### EXERCISE TASK
Verbatim output of all the material below is required.

### DATA ROWS
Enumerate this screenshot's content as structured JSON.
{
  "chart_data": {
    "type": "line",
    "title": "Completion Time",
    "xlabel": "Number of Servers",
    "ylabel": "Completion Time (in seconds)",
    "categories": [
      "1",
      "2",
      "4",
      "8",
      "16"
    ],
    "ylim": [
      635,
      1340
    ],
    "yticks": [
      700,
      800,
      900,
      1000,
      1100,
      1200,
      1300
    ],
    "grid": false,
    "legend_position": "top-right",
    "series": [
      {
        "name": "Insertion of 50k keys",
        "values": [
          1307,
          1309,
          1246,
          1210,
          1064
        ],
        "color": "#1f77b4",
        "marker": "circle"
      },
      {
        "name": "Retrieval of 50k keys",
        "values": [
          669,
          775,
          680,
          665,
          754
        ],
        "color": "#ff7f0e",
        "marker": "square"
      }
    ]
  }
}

### RESULT FOR THIS TASK
Enumerate this screenshot's content as structured JSON.
{
  "chart_data": {
    "type": "line",
    "title": "Completion Time",
    "xlabel": "Number of Servers",
    "ylabel": "Completion Time (in seconds)",
    "categories": [
      "1",
      "2",
      "4",
      "8",
      "16"
    ],
    "ylim": [
      635,
      1340
    ],
    "yticks": [
      700,
      800,
      900,
      1000,
      1100,
      1200,
      1300
    ],
    "grid": false,
    "legend_position": "top-right",
    "series": [
      {
        "name": "Insertion of 50k keys",
        "values": [
          1307,
          1309,
          1246,
          1210,
          1064
        ],
        "color": "#1f77b4",
        "marker": "circle"
      },
      {
        "name": "Retrieval of 50k keys",
        "values": [
          669,
          775,
          680,
          665,
          754
        ],
        "color": "#ff7f0e",
        "marker": "square"
      }
    ]
  }
}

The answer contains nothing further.